> **Stated problem**: In the records below, pick out all lines containing the word "disregarded".

━━ Materials provided ━━

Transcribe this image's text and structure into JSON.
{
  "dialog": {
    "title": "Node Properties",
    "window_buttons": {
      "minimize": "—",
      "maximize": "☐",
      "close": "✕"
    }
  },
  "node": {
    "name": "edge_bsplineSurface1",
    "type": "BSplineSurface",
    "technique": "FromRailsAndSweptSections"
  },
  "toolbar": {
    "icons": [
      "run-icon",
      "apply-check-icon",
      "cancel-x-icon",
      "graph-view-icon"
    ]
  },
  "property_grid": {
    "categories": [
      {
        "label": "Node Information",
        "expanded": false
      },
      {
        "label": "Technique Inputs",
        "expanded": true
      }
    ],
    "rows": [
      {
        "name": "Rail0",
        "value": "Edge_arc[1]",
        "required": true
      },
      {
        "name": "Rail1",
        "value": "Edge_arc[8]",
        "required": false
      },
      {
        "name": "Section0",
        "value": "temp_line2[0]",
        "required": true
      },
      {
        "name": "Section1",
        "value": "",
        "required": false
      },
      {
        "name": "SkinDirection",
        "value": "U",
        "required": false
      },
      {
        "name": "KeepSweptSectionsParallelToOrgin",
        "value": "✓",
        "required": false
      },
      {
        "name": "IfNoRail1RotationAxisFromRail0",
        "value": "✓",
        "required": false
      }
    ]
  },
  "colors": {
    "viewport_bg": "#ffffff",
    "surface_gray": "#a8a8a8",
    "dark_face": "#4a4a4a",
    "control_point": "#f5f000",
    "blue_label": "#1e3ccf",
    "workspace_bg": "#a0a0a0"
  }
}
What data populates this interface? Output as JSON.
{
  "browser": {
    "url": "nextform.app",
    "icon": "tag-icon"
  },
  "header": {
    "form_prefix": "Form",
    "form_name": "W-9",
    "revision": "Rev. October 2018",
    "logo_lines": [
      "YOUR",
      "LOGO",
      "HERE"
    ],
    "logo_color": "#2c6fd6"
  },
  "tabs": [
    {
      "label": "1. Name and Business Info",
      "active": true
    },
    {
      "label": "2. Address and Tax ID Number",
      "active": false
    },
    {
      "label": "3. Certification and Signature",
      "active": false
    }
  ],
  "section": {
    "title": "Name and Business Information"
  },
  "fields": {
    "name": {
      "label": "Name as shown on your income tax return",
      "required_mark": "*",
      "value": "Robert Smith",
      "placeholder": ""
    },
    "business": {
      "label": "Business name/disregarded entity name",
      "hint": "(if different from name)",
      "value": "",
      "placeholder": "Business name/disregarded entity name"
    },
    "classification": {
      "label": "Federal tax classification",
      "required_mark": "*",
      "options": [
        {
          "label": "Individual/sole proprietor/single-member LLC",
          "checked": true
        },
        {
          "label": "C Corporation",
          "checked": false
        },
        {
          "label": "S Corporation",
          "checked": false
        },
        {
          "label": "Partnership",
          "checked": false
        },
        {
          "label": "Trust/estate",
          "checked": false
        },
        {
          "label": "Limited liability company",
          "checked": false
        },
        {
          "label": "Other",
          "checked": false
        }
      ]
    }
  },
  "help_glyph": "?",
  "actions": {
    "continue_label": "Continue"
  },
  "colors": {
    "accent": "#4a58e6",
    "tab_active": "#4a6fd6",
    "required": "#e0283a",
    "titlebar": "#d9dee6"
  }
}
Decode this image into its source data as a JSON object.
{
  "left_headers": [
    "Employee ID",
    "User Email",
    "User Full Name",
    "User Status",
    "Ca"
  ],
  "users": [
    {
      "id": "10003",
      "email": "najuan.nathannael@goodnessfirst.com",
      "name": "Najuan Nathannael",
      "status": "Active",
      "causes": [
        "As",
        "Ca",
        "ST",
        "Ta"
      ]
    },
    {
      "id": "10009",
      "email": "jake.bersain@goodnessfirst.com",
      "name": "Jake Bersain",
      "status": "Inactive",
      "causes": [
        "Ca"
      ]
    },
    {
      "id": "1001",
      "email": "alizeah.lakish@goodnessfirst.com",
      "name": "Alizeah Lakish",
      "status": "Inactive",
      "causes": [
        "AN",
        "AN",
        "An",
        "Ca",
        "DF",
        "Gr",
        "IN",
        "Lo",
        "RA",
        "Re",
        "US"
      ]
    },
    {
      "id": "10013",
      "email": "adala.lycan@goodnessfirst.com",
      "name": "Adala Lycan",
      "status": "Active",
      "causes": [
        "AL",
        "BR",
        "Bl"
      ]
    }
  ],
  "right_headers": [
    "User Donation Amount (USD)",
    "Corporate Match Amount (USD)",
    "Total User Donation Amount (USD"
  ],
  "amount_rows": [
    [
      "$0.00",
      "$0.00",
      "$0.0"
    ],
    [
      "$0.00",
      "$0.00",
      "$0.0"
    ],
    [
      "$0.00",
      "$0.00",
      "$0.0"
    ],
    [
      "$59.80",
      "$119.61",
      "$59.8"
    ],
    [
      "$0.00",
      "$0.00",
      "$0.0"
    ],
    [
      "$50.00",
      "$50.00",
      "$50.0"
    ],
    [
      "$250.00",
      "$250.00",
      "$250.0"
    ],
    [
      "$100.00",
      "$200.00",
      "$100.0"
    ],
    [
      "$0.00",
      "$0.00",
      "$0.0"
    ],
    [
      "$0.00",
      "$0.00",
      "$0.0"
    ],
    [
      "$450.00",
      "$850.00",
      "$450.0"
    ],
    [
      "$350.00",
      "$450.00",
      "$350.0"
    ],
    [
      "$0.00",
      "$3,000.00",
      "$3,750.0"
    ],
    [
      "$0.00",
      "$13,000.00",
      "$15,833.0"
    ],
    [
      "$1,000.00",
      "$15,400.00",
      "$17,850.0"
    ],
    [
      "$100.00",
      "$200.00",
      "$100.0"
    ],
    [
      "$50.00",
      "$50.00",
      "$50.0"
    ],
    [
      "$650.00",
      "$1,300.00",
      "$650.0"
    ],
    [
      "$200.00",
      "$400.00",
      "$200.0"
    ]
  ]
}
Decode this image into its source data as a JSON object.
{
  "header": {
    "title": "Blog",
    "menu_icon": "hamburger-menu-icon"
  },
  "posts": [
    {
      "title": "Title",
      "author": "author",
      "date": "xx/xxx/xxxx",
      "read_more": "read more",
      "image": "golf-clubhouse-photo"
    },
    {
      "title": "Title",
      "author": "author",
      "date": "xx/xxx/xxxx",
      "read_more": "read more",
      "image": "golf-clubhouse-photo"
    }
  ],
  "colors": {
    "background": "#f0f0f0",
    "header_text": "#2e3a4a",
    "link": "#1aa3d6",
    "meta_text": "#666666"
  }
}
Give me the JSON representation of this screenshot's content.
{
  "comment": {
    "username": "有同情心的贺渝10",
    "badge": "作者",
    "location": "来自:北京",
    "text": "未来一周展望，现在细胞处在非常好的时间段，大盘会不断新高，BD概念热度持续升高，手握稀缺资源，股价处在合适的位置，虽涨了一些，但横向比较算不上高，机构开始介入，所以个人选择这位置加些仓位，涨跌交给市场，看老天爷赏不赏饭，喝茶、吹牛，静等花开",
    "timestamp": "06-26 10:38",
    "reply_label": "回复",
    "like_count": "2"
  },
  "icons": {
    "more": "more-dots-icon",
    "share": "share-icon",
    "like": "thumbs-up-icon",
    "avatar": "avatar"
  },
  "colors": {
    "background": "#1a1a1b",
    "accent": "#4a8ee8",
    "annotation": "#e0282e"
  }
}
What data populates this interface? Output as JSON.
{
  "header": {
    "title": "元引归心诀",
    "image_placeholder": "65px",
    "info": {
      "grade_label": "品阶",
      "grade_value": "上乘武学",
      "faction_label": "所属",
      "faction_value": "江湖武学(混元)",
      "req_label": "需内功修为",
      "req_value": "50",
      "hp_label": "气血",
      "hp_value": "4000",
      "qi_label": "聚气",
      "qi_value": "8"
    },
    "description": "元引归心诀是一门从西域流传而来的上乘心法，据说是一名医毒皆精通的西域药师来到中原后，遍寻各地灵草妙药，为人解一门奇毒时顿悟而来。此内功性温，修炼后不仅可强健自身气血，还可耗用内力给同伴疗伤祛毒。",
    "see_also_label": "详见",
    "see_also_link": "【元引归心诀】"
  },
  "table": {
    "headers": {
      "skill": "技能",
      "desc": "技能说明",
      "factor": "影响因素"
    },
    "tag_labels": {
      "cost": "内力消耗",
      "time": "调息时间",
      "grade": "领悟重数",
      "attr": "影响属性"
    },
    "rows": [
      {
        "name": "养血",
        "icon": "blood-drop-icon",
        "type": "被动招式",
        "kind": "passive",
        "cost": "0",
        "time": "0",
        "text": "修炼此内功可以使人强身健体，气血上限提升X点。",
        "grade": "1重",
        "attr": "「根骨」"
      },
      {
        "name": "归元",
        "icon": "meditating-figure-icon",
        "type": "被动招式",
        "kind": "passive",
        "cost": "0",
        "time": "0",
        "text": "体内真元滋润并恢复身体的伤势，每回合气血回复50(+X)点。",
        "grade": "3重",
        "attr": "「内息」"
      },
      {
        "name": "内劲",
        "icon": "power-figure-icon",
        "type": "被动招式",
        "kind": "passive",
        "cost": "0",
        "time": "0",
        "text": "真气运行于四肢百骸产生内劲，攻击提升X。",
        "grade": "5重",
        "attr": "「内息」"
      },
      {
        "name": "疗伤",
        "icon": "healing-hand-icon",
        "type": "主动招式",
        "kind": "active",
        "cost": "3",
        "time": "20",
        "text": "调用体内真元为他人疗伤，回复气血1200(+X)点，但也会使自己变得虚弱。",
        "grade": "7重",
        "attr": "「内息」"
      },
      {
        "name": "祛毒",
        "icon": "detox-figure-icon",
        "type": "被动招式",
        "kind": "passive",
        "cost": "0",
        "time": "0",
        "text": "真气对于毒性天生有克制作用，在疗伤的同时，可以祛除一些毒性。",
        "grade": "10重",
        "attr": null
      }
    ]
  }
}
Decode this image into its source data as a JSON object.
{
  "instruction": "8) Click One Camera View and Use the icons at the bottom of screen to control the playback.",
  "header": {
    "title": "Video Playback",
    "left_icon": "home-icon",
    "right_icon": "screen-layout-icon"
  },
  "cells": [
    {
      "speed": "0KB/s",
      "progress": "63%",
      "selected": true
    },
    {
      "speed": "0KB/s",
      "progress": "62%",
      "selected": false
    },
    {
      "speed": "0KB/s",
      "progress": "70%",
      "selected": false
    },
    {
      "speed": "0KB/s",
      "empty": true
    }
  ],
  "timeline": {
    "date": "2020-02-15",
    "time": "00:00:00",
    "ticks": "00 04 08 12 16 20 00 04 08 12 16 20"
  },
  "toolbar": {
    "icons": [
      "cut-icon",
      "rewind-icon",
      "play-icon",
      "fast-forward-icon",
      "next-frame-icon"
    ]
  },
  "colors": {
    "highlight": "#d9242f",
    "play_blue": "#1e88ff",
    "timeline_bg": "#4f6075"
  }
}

━━━

> **Answer to the problem**:
      "label": "Business name/disregarded entity name",
      "placeholder": "Business name/disregarded entity name"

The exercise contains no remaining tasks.